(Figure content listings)

[start]

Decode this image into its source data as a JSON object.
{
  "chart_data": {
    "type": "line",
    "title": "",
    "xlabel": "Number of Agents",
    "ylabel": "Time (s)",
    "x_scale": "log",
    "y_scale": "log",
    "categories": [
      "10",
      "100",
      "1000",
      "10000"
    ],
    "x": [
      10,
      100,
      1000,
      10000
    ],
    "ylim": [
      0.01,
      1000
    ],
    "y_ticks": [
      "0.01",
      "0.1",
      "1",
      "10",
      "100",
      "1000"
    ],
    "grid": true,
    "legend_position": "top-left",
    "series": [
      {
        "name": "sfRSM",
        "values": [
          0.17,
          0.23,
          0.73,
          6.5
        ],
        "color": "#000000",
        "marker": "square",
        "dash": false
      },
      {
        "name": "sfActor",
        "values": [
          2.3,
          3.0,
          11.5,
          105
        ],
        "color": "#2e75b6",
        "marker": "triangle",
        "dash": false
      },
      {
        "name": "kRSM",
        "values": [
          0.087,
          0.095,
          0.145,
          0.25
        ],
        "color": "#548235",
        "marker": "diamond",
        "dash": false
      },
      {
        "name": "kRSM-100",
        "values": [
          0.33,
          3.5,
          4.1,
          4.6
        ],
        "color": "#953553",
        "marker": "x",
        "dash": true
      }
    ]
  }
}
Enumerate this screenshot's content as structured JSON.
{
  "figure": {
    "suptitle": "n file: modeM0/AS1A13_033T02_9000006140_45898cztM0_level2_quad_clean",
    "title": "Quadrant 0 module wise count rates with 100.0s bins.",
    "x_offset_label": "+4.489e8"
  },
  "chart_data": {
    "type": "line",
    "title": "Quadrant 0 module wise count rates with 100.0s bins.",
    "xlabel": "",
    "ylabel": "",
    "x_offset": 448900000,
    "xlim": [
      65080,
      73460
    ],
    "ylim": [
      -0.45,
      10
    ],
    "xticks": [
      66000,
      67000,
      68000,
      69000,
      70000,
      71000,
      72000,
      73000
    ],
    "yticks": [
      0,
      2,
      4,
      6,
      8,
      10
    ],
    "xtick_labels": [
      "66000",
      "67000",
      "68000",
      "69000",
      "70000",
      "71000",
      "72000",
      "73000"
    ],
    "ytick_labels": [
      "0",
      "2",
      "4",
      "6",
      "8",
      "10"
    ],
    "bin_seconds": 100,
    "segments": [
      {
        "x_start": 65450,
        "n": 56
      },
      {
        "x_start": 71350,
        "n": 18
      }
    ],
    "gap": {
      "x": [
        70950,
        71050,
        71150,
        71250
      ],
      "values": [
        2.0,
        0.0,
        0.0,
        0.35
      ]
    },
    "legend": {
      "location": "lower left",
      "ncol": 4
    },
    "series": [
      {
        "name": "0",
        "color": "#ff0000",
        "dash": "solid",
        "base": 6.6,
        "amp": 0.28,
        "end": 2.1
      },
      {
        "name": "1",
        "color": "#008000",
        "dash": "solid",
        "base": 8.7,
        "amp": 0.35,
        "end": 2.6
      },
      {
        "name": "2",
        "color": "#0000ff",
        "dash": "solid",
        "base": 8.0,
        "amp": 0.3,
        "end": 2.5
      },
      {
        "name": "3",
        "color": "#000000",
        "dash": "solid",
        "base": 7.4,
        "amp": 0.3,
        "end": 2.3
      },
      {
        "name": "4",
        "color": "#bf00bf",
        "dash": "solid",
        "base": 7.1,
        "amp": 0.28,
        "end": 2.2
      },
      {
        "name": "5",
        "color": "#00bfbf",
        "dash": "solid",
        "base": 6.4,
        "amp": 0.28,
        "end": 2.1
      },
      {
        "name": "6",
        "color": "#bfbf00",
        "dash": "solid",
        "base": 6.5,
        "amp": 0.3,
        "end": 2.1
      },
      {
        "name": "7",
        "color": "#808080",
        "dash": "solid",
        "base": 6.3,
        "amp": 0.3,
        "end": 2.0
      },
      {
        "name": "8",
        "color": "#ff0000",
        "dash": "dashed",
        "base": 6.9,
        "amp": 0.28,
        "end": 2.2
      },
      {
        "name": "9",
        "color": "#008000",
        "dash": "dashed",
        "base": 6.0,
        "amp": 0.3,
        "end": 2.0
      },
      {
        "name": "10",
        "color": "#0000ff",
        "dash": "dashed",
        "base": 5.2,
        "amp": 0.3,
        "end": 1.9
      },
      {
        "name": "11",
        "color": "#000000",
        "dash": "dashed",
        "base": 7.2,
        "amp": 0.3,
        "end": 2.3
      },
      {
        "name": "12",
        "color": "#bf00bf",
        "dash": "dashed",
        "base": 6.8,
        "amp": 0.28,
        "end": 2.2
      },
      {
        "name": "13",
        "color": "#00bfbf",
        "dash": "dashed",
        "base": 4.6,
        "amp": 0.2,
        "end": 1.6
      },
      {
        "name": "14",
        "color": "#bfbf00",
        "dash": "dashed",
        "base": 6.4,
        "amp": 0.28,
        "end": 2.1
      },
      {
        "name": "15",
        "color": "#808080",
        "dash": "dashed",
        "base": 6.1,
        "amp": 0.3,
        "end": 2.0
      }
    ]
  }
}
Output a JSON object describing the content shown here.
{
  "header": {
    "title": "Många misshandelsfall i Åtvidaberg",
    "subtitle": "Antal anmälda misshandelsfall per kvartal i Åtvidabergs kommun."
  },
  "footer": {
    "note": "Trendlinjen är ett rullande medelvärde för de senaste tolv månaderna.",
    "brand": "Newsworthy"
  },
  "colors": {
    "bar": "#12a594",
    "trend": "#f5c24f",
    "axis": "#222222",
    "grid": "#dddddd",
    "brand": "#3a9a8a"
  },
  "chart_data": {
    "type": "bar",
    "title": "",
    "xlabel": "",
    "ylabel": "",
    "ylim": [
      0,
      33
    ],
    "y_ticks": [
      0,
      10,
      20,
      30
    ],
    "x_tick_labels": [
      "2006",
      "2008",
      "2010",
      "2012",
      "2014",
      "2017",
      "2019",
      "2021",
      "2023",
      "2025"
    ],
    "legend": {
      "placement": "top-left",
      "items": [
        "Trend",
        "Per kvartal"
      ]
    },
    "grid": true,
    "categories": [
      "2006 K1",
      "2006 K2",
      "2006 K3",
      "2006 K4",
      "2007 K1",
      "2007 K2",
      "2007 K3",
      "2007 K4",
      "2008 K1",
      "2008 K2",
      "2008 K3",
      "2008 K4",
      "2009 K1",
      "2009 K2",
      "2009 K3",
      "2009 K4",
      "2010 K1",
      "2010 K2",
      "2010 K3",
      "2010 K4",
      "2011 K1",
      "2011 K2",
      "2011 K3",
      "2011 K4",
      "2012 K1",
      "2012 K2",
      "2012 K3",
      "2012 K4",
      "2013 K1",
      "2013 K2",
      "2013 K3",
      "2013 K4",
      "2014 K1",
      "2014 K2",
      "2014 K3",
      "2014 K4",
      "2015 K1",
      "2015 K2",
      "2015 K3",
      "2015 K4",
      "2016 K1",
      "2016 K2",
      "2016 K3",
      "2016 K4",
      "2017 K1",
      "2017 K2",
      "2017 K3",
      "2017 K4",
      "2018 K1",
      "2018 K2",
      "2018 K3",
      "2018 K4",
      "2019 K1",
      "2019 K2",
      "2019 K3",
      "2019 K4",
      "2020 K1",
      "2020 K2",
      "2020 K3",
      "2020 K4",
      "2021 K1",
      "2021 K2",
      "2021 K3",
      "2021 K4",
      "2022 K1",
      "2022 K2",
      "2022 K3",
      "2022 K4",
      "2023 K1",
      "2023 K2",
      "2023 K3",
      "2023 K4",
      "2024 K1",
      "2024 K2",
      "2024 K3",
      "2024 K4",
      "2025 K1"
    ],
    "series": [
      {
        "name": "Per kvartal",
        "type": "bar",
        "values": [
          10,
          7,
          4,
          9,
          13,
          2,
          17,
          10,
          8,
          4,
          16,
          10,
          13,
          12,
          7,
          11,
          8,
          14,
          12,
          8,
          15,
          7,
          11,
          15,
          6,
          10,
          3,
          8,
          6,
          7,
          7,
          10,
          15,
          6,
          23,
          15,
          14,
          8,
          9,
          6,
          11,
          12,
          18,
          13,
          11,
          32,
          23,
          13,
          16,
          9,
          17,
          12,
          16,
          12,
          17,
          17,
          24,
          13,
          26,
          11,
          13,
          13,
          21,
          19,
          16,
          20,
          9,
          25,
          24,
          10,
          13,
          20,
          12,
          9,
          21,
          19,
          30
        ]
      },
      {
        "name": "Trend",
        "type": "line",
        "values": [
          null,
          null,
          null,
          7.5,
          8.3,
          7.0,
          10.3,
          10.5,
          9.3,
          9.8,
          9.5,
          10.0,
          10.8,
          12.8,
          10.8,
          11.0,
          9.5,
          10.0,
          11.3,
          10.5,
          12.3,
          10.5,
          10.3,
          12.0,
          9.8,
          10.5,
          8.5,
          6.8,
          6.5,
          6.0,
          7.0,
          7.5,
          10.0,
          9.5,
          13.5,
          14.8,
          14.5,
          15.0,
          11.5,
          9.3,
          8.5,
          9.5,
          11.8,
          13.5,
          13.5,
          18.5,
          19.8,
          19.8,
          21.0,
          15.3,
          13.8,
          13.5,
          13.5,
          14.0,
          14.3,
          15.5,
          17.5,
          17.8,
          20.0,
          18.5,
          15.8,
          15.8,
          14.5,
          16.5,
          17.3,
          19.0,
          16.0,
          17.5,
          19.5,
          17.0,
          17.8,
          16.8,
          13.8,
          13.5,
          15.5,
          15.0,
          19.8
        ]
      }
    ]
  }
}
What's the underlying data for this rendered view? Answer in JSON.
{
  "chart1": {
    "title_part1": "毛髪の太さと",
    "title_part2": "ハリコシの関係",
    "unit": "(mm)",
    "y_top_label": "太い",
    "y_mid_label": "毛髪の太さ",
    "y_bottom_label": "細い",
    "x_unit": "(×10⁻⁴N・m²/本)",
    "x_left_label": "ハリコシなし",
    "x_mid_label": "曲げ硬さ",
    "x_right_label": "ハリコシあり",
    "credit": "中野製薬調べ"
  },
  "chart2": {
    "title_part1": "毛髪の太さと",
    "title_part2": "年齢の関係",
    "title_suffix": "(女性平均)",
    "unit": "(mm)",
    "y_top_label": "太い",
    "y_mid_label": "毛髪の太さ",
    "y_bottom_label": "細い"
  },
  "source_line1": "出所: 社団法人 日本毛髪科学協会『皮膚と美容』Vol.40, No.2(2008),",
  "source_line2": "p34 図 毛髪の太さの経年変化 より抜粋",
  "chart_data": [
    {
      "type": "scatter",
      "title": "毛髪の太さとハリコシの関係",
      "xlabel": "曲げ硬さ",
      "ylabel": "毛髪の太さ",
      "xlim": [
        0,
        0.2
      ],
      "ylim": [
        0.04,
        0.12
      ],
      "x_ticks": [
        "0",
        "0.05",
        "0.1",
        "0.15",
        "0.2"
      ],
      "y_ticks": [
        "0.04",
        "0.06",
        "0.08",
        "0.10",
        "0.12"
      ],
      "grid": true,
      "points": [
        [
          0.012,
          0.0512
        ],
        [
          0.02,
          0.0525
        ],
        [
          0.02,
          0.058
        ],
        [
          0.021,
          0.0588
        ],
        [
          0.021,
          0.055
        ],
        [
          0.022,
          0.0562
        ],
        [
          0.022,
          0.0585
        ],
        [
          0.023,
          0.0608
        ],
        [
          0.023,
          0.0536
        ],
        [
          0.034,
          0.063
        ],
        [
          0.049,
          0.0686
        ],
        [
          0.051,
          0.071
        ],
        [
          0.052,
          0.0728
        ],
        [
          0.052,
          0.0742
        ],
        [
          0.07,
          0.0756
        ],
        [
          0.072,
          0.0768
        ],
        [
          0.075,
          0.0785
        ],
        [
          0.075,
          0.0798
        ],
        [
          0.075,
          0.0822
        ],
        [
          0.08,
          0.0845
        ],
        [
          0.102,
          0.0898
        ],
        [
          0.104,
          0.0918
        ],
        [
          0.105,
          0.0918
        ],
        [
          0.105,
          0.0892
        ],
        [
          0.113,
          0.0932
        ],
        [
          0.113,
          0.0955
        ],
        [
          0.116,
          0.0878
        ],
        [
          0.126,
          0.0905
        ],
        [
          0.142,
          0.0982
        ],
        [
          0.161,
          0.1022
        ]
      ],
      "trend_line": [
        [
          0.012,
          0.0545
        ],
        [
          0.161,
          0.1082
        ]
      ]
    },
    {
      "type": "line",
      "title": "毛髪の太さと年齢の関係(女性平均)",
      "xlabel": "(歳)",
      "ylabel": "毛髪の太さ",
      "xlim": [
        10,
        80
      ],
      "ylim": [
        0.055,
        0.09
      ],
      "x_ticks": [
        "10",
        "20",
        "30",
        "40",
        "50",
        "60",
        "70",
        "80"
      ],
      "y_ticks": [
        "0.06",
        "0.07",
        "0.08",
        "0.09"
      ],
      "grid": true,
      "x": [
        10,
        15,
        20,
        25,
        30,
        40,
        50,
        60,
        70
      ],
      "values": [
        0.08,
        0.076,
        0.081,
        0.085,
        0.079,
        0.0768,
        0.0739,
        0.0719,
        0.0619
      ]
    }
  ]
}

[end]

● The problem:
Make a list of all lines in the data that contain "misshandelsfall".

● Solution to this exercise:
    "title": "Många misshandelsfall i Åtvidaberg",
    "subtitle": "Antal anmälda misshandelsfall per kvartal i Åtvidabergs kommun."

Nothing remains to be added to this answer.